## ESERCIZIO ASSEGNATO 1
Riporta per favore, senza alcuna modifica, le righe dell'elenco che vanno dalla riga che contiene "warn-outdated-checkbox-right[interactable]: [323, 371, 336, 384]" fino alla riga che contiene "title-bar: W Options", entrambe comprese, e soltanto quelle.

## SEGMENTO DI TESTO

---+---

IN NOME DEL POPOLO ITALIANO

LA CORTE COSTITUZIONALE

composta dai signori Giudici:

Prof. Francesco Paolo BONIFACIO, Presidente

Avv. Giovanni Battista BENEDETTI

Dott. Luigi OGGIONI

Avv. Angelo DE MARCO

Avv. Ercole ROCCHETTI

Prof. Enzo CAPALOZZA

Prof. Vincenzo Michele TRIMARCHI

Prof. Vezio CRISAFULLI

Dott. Nicola REALE

Prof. Paolo ROSSI

Avv. Leonetto AMADEI

Dott. Giulio GIONFRIDA

Prof. Edoardo VOLTERRA

Prof. Guido ASTUTI

Dott. Michele ROSSANO,

          ha pronunciato la seguente

SENTENZA

nei giudizi riuniti di legittimità costituzionale degli artt. 1, 3, 9 e 11, secondo comma, della legge 27 dicembre 1956, n. 1423 (misure di prevenzione nei confronti delle persone pericolose per la sicurezza e per la pubblica moralità), promossi con le seguenti ordinanze:

1) ordinanze emesse il 9 marzo 1973 e il 7 marzo 1974 dal pretore di Modena nei procedimenti penali rispettivamente a carico di Adani Luciano e di Gibertoni Giancarlo, iscritte al n. 310 del registro ordinanze 1973 e al n. 397 del registro ordinanze 1974 e pubblicate nella Gazzetta Ufficiale della Repubblica n. 236 del 12 settembre 1973 e n. 289 del 6 novembre 1974;

2) ordinanza emessa il 30 maggio 1973 dal tribunale di Siracusa nel procedimento per l'applicazione della misura di prevenzione nei confronti di Conti Santo, iscritta al n. 317 del registro ordinanze 1973 e pubblicata nella Gazzetta Ufficiale della Repubblica n. 249 del 26 settembre 1973;

3) ordinanza emessa il 12 aprile 1973 dal pretore di Barra nel procedimento penale a carico di La Pasta Ciro, iscritta al n. 324 del registro ordinanze 1973 e pubblicata nella Gazzetta Ufficiale della Repubblica n. 249 del 26 settembre 1973.

Udito nella camera di consiglio del 6 febbraio 1975 il Giudice relatore Nicola Reale.

Ritenuto in fatto

1. - Nel corso di procedimenti penali a carico, rispettivamente, di Adani Luciano e di Gibertoni Giancarlo, imputati della contravvenzione di cui all'art. 9 della legge 27 dicembre 1956, n. 1423, sulle misure di prevenzione nei confronti delle persone pericolose per la sicurezza e per la pubblica moralità, per non aver osservato le prescrizioni relative alla misura della sorveglianza speciale che era stata loro inflitta, il pretore di Modena, con ordinanze del 9 marzo 1973 e del 7 marzo 1974, ha sollevato questioni di legittimità costituzionale degli artt. 1, 3 e 9 della predetta legge n. 1423 del 1956, in riferimento agli artt. 3, 13 e 14 della Costituzione.

2. - Con rapporto del 17 marzo 1973, la questura di Siracusa comunicava all'autorità giudiziaria che il sorvegliato speciale Conti Santo era stato condannato alla pena di tre mesi di arresto per aver violato le prescrizioni del decreto con cui gli era stata inflitta la misura della sorveglianza speciale.

---+---

## Voci di annotazione spaziale
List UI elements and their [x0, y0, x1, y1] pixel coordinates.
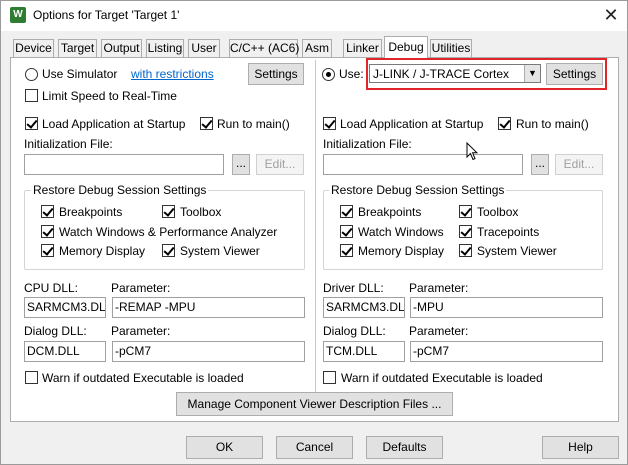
warn-outdated-checkbox-right[interactable]: [323, 371, 336, 384]
warn-outdated-label-left: Warn if outdated Executable is loaded: [42, 371, 244, 385]
driver-param-input[interactable]: -MPU: [410, 297, 603, 318]
memory-display-label-right: Memory Display: [358, 244, 445, 258]
tab-user[interactable]: User: [188, 39, 220, 58]
run-to-main-label-left: Run to main(): [217, 117, 290, 131]
close-icon[interactable]: ✕: [599, 4, 623, 26]
init-file-label-left: Initialization File:: [24, 137, 113, 151]
restore-group-title-left: Restore Debug Session Settings: [31, 183, 209, 197]
dialog-param-label-right: Parameter:: [409, 324, 469, 338]
memory-display-checkbox-left[interactable]: [41, 244, 54, 257]
browse-button-right[interactable]: ...: [531, 154, 549, 175]
watch-windows-checkbox-right[interactable]: [340, 225, 353, 238]
warn-outdated-checkbox-left[interactable]: [25, 371, 38, 384]
browse-button-left[interactable]: ...: [232, 154, 250, 175]
simulator-settings-button[interactable]: Settings: [248, 63, 304, 85]
tab-linker[interactable]: Linker: [343, 39, 382, 58]
cpu-param-label: Parameter:: [111, 281, 171, 295]
toolbox-checkbox-right[interactable]: [459, 205, 472, 218]
system-viewer-label-right: System Viewer: [477, 244, 557, 258]
mouse-cursor-icon: [466, 142, 478, 161]
system-viewer-label-left: System Viewer: [180, 244, 260, 258]
memory-display-label-left: Memory Display: [59, 244, 146, 258]
dialog-dll-input-left[interactable]: DCM.DLL: [24, 341, 106, 362]
use-debugger-radio[interactable]: [322, 68, 335, 81]
toolbox-label-left: Toolbox: [180, 205, 222, 219]
breakpoints-label-left: Breakpoints: [59, 205, 123, 219]
dialog-param-label-left: Parameter:: [111, 324, 171, 338]
edit-button-right[interactable]: Edit...: [555, 154, 603, 175]
column-separator: [315, 60, 317, 400]
tab-debug[interactable]: Debug: [384, 36, 428, 59]
dialog-dll-label-right: Dialog DLL:: [323, 324, 386, 338]
init-file-label-right: Initialization File:: [323, 137, 412, 151]
watch-windows-checkbox-left[interactable]: [41, 225, 54, 238]
init-file-input-left[interactable]: [24, 154, 224, 175]
driver-dll-label: Driver DLL:: [323, 281, 384, 295]
cancel-button[interactable]: Cancel: [276, 436, 353, 459]
title-bar: W Options for Target 'Target 1' ✕: [1, 1, 627, 31]
defaults-button[interactable]: Defaults: [366, 436, 443, 459]
watch-windows-label-left: Watch Windows & Performance Analyzer: [59, 225, 278, 239]
restore-group-title-right: Restore Debug Session Settings: [329, 183, 507, 197]
use-label: Use:: [339, 67, 364, 81]
run-to-main-label-right: Run to main(): [516, 117, 589, 131]
cpu-param-input[interactable]: -REMAP -MPU: [112, 297, 305, 318]
cpu-dll-label: CPU DLL:: [24, 281, 79, 295]
help-button[interactable]: Help: [542, 436, 619, 459]
system-viewer-checkbox-left[interactable]: [162, 244, 175, 257]
run-to-main-checkbox-right[interactable]: [498, 117, 511, 130]
tracepoints-checkbox[interactable]: [459, 225, 472, 238]
ok-button[interactable]: OK: [186, 436, 263, 459]
window-title: Options for Target 'Target 1': [33, 8, 180, 22]
tab-output[interactable]: Output: [101, 39, 142, 58]
dialog-dll-label-left: Dialog DLL:: [24, 324, 87, 338]
driver-param-label: Parameter:: [409, 281, 469, 295]
limit-speed-label: Limit Speed to Real-Time: [42, 89, 177, 103]
dialog-dll-input-right[interactable]: TCM.DLL: [323, 341, 405, 362]
tab-utilities[interactable]: Utilities: [430, 39, 472, 58]
cpu-dll-input[interactable]: SARMCM3.DLL: [24, 297, 106, 318]
driver-dll-input[interactable]: SARMCM3.DLL: [323, 297, 405, 318]
tracepoints-label: Tracepoints: [477, 225, 540, 239]
limit-speed-checkbox[interactable]: [25, 89, 38, 102]
system-viewer-checkbox-right[interactable]: [459, 244, 472, 257]
dialog-param-input-right[interactable]: -pCM7: [410, 341, 603, 362]
warn-outdated-label-right: Warn if outdated Executable is loaded: [341, 371, 543, 385]
use-simulator-label: Use Simulator: [42, 67, 118, 81]
use-simulator-radio[interactable]: [25, 68, 38, 81]
toolbox-label-right: Toolbox: [477, 205, 519, 219]
keil-app-icon: W: [10, 7, 26, 23]
toolbox-checkbox-left[interactable]: [162, 205, 175, 218]
breakpoints-checkbox-right[interactable]: [340, 205, 353, 218]
options-dialog: W Options for Target 'Target 1' ✕ Device…: [0, 0, 628, 465]
init-file-input-right[interactable]: [323, 154, 523, 175]
tab-cpp[interactable]: C/C++ (AC6): [229, 39, 299, 58]
with-restrictions-link[interactable]: with restrictions: [131, 67, 214, 81]
tab-target[interactable]: Target: [58, 39, 97, 58]
load-app-checkbox-right[interactable]: [323, 117, 336, 130]
tab-listing[interactable]: Listing: [146, 39, 184, 58]
memory-display-checkbox-right[interactable]: [340, 244, 353, 257]
breakpoints-checkbox-left[interactable]: [41, 205, 54, 218]
breakpoints-label-right: Breakpoints: [358, 205, 422, 219]
dialog-param-input-left[interactable]: -pCM7: [112, 341, 305, 362]
manage-component-viewer-button[interactable]: Manage Component Viewer Description File…: [176, 392, 453, 416]
load-app-label-left: Load Application at Startup: [42, 117, 186, 131]
load-app-label-right: Load Application at Startup: [340, 117, 484, 131]
watch-windows-label-right: Watch Windows: [358, 225, 444, 239]
load-app-checkbox-left[interactable]: [25, 117, 38, 130]
edit-button-left[interactable]: Edit...: [256, 154, 304, 175]
tab-asm[interactable]: Asm: [302, 39, 332, 58]
tab-device[interactable]: Device: [13, 39, 54, 58]
highlight-box: [366, 58, 607, 90]
run-to-main-checkbox-left[interactable]: [200, 117, 213, 130]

---+---

## ESERCIZIO ASSEGNATO 2
Estrai dalla sentenza, parola per parola, il passo che va da "1. - Nel corso" fino a "14 della Costituzione." incluso.

## SOLUZIONE DEL PROBLEMA 1
warn-outdated-checkbox-right[interactable]: [323, 371, 336, 384]
warn-outdated-label-left: Warn if outdated Executable is loaded: [42, 371, 244, 385]
driver-param-input[interactable]: -MPU: [410, 297, 603, 318]
memory-display-label-right: Memory Display: [358, 244, 445, 258]
tab-user[interactable]: User: [188, 39, 220, 58]
run-to-main-label-left: Run to main(): [217, 117, 290, 131]
close-icon[interactable]: ✕: [599, 4, 623, 26]
init-file-label-left: Initialization File:: [24, 137, 113, 151]
restore-group-title-left: Restore Debug Session Settings: [31, 183, 209, 197]
dialog-param-label-right: Parameter:: [409, 324, 469, 338]
memory-display-checkbox-left[interactable]: [41, 244, 54, 257]
browse-button-right[interactable]: ...: [531, 154, 549, 175]
watch-windows-checkbox-right[interactable]: [340, 225, 353, 238]
warn-outdated-checkbox-left[interactable]: [25, 371, 38, 384]
browse-button-left[interactable]: ...: [232, 154, 250, 175]
simulator-settings-button[interactable]: Settings: [248, 63, 304, 85]
tab-linker[interactable]: Linker: [343, 39, 382, 58]
cpu-param-label: Parameter:: [111, 281, 171, 295]
toolbox-checkbox-right[interactable]: [459, 205, 472, 218]
system-viewer-label-right: System Viewer: [477, 244, 557, 258]
mouse-cursor-icon: [466, 142, 478, 161]
system-viewer-label-left: System Viewer: [180, 244, 260, 258]
memory-display-label-left: Memory Display: [59, 244, 146, 258]
dialog-dll-input-left[interactable]: DCM.DLL: [24, 341, 106, 362]
use-debugger-radio[interactable]: [322, 68, 335, 81]
toolbox-label-left: Toolbox: [180, 205, 222, 219]
breakpoints-label-left: Breakpoints: [59, 205, 123, 219]
dialog-param-label-left: Parameter:: [111, 324, 171, 338]
edit-button-right[interactable]: Edit...: [555, 154, 603, 175]
column-separator: [315, 60, 317, 400]
tab-debug[interactable]: Debug: [384, 36, 428, 59]
dialog-dll-label-right: Dialog DLL:: [323, 324, 386, 338]
init-file-label-right: Initialization File:: [323, 137, 412, 151]
watch-windows-checkbox-left[interactable]: [41, 225, 54, 238]
init-file-input-left[interactable]: [24, 154, 224, 175]
driver-dll-label: Driver DLL:: [323, 281, 384, 295]
cancel-button[interactable]: Cancel: [276, 436, 353, 459]
title-bar: W Options for Target 'Target 1' ✕: [1, 1, 627, 31]

## SOLUZIONE DEL PROBLEMA 2
1. - Nel corso di procedimenti penali a carico, rispettivamente, di Adani Luciano e di Gibertoni Giancarlo, imputati della contravvenzione di cui all'art. 9 della legge 27 dicembre 1956, n. 1423, sulle misure di prevenzione nei confronti delle persone pericolose per la sicurezza e per la pubblica moralità, per non aver osservato le prescrizioni relative alla misura della sorveglianza speciale che era stata loro inflitta, il pretore di Modena, con ordinanze del 9 marzo 1973 e del 7 marzo 1974, ha sollevato questioni di legittimità costituzionale degli artt. 1, 3 e 9 della predetta legge n. 1423 del 1956, in riferimento agli artt. 3, 13 e 14 della Costituzione.